## What this task involves
Work through the data line by line, gathering every line that has the word "Revenus".

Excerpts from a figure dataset

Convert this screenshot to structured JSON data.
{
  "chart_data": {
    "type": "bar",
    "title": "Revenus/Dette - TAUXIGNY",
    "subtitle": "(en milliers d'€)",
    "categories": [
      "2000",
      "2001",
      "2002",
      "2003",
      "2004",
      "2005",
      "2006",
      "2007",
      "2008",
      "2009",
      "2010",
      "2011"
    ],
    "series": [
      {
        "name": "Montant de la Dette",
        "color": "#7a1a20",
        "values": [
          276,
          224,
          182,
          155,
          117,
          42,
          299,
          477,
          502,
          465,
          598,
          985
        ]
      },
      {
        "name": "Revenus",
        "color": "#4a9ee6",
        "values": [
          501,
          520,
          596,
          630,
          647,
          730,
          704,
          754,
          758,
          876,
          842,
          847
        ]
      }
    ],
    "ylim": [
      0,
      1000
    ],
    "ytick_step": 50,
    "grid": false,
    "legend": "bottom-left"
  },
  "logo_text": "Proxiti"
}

...

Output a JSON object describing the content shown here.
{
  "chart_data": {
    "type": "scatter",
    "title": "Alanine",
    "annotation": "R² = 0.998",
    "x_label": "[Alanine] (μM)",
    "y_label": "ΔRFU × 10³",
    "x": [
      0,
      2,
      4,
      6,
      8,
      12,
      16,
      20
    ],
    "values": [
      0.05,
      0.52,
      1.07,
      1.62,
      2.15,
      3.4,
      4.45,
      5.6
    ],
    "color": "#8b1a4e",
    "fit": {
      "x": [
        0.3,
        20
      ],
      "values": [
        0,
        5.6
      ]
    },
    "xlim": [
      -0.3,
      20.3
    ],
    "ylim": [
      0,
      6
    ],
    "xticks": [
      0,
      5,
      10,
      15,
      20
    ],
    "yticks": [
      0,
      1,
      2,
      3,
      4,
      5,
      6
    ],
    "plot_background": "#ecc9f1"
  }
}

==

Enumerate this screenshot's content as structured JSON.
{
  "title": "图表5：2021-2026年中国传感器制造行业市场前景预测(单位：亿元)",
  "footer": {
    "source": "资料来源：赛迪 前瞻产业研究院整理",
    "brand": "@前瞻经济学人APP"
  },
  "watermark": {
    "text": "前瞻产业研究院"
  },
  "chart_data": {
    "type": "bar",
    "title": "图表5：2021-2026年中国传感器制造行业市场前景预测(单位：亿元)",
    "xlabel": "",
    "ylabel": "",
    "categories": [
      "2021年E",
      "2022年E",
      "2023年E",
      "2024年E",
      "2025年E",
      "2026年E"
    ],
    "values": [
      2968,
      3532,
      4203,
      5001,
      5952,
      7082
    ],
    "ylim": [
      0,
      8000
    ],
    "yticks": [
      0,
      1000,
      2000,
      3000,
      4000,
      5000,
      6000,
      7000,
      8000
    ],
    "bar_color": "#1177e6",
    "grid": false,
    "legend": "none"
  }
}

## Output for this exercise
    "title": "Revenus/Dette - TAUXIGNY",
        "name": "Revenus",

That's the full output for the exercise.